§ EXERCISES TO COMPLETE
(1) According to the article on how computers understand programming languages, in how many states can a bit exist, and what are they?
(2) Carry on the article about how computers understand programming languages from its final sentence.

§ TEXT EXCERPT
How Do Computers Understand Us? A High Level Overview of Programming Languages and How They Work

Aleks
The Startup
Published in
10 min readSep 9, 2020

Many folks have at one point or another asked themselves how a computer really understands what it is that we’re telling it to do. Programmers around the world will type up a storm of obscure-looking syntax on a non-traditional-looking text editor with an oddly designed color scheme, and in some way, shape, or form… ta-dah! An application, a website, a piece of software now exists in the flesh.

But how was some seemingly arbitrary mumbo-jumbo able to effectively and functionally communicate with the computer?

The aim of this article is to answer just that in layman’s terms. I’ve actively chosen to abstain from using overly technical jargon as this piece is intended to read as smoothly as Tennessee whisky (even if you have little-to-no technical experience). This naturally comes at a cost of omitting details and intricacies that exist in this elaborate process, but for the purpose of this article I believe that it is an appropriate trade-off to make.

To start off, let’s have a look at the stack of concepts below:

5. High-Level Languages

4. Low(er)-Level Languages

3. Assembly Code

2. Machine Code

  1. Electricity & Hardware

To begin understanding how we communicate with computers, we’ll explore each one of these components from the bottom up! By the time we reach the top of the stack, the content and verbiage will be in much more familiar territory for most of us who either hear about or deal with modern-day technologies on a regular basis. However, before we get there, let’s take a few minutes to think about what underpins the tech we’ve grown to know and love.

(1/5) Electricity & Hardware:

Let’s really take it from the start. Our exploration will begin from understanding that a computer is built on a series of chips and pins that are configured in a way to recognize whether or not any given piece of foundational hardware has power coming to it or not.

One of these underlying pieces of hardware is what we call a bit.

Through coming up with clever ways to group these bits together, including building them into logic gates and other concepts that are beyond the scope of this article, we essentially create the hardware of a computer.

(If you’re interested in learning more about this, I would highly suggest But How Do It Know by John Clark Scott as your go-to book on basic computer principles. It does an incredible job at explaining the above concept in its full glory, while using terms even a 5-year-old would understand.)

The key takeaway in this section is as follows: any given bit can only exist in two states. These states include either receiving power, or not receiving power. That’s all.

This is fundamentally all that computers do. It is the combination of sending power to the right places at the right time that allows us to have graphical interfaces, memory, and all the other fun stuff we think computers simply “understand” or “remember”. Fundamentally, though, every bit either has power running to it, or it does not — that’s it.

§ DATA SHOWN

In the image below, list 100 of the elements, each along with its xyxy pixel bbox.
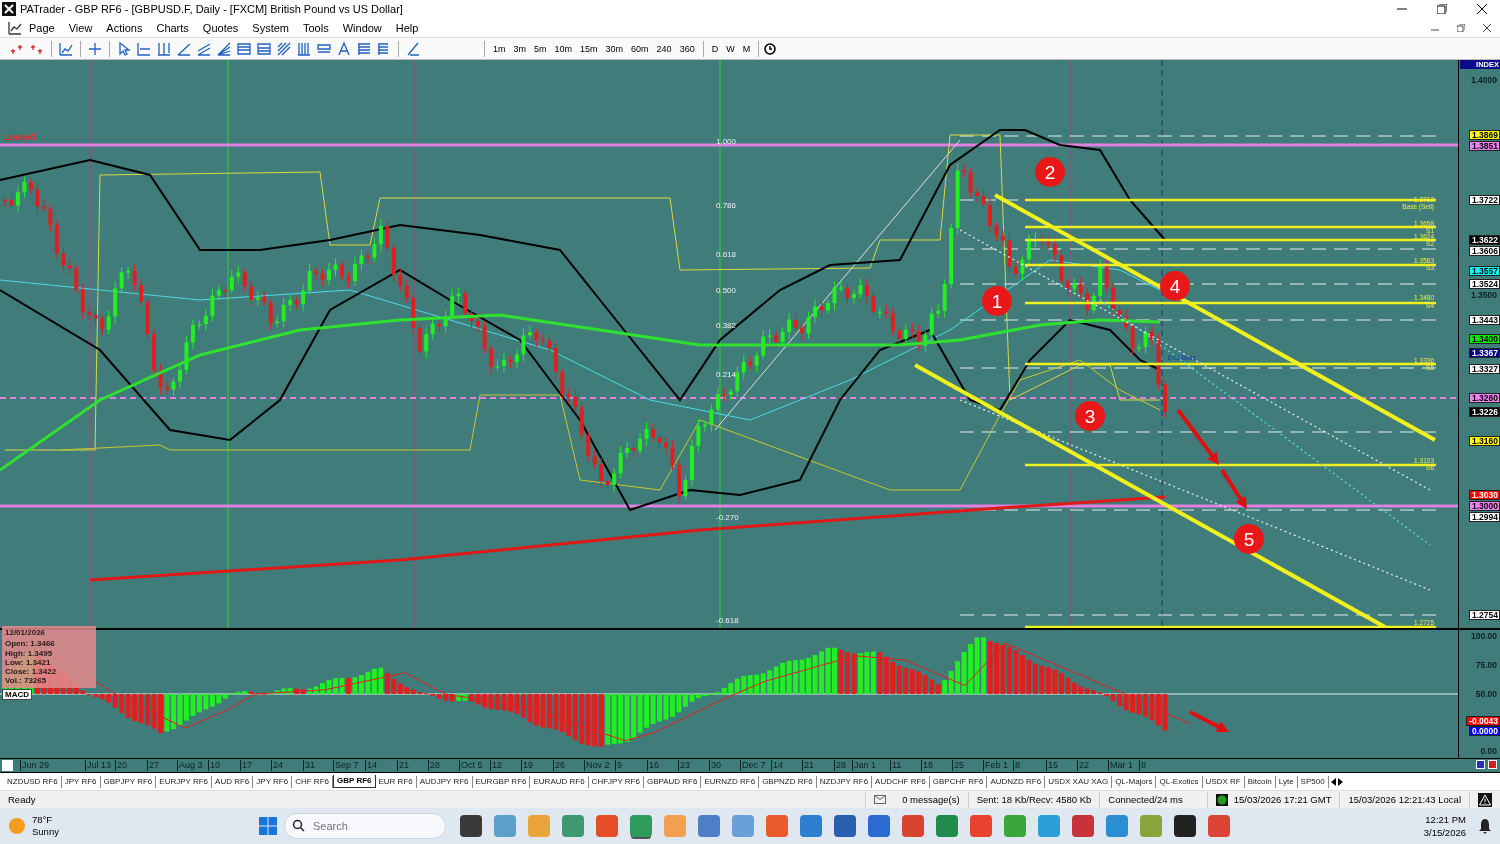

§ OUTPUTS BY TASK
(1) Two: either receiving power or not receiving power.

(2)
Now the question becomes, what combination of power (and lack of power) do we want to employ? And, moreover, how do we control it and tell the computer what to do with it? That’s where machine code comes in.

(2/5) Machine Code:

Machine code is a (very) long representation of 1’s and 0’s that tells the CPU (central processing unit, a core physical component that keeps the computer ticking) where & when to draw power, and where & when to shut it off.

This code is not typically human-readable! If you tried to open up a text file with machine code on it, it would come out as a load of unprintable characters. However, the key thing to understand here is that this is as close as we get to speaking to the computer hardware — by feeding it appropriate combinations of 1’s and 0’s, we tell it exactly what to do. Have a look at a chunk of machine code here that has been displayed as (readable) 1’s and 0's:

When people say “computers only understand 1’s and 0’s”, they’re fundamentally referring to the concept of machine code. As we saw in the previous section, strictly speaking this isn’t entirely correct as computers really understand “there is power” and “there is no power”. However, as computer scientists we have chosen the unary value 1 to represent the presence of electricity running to a specific node, and 0 to represent the lack thereof.

The choice to use 1’s and 0’s is only somewhat arbitrary, though. Arguably, we could have used A and B, or x and y, but there is a method to the madness in choosing 1 and 0.

The nature of either having power or not having power is a binary relationship — that is, there are two (and only two) possible states, only one of which can be true at any given time. Mathematically we represent the binary number system with only 1 and 0; and given how inherently embedded mathematics is in the computer science realm, 1 and 0 are the only sensible choice that allows us to practically (and mathematically) ensure a congruent and holistic communication system between a computer’s operations and the underlying physics.

So, that’s all fine and dandy, but as I mentioned earlier, the machine code we may try to look at isn’t even human readable, so how do we possibly bridge the gap between what we type on the computer and the 1’s and 0’s?

Enter assembly code.

(3/5) Assembly Code:

Assembly code is different than machine code in that it is (slightly) more writable and readable by humans. Here’s a snippet of some assembly code:

Computers do not understand assembly code. The code itself is a set of instructions telling the computer what to do, but the computer itself can not interpret it as-is.

What this means is that at this point in our multiple levels of abstraction we’ve already reached the point where we do not communicate with the computer directly anymore. Is there a middleman that can help us deal with this?

Yes! That middleman is what’s called an “assembler” .

On a really simple level, when we write our assembly code, we need to run that code through the assembler which effectively “translates” (i.e. assembles) it into machine code.

The instructions we wrote in assembly language are now in machine code, which the computer can understand. Hoorah!

Moreover, this assembly is very efficient in its execution, and (compared to its machine code counterpart) is much more convenient to write in because it uses symbolic representation to tell the processor what to do.

(I realize that it still looks like an alien language to most of us, myself included, but it is a step better that 1’s and 0’s… but don’t worry, we can still do better).

The concept of translating from one language to another is incredibly important. In fact, it is key to how the average programmer has the ability to get the computer to do what we want it to.

All that said, it is still incredibly uncommon in 2020 for developers to get their hands dirty with assembly language. Let’s take another step closer to familiarity with low-level languages.

(4/5) Low(er)-Level Languages:

Technically speaking, machine code and assembly language are what we call Low-Level Languages. We refer to them as such because they are very close to speaking to the hardware of the computer directly.

However, the distinction is not crystal clear between what is considered a low-level language, and a high-level language.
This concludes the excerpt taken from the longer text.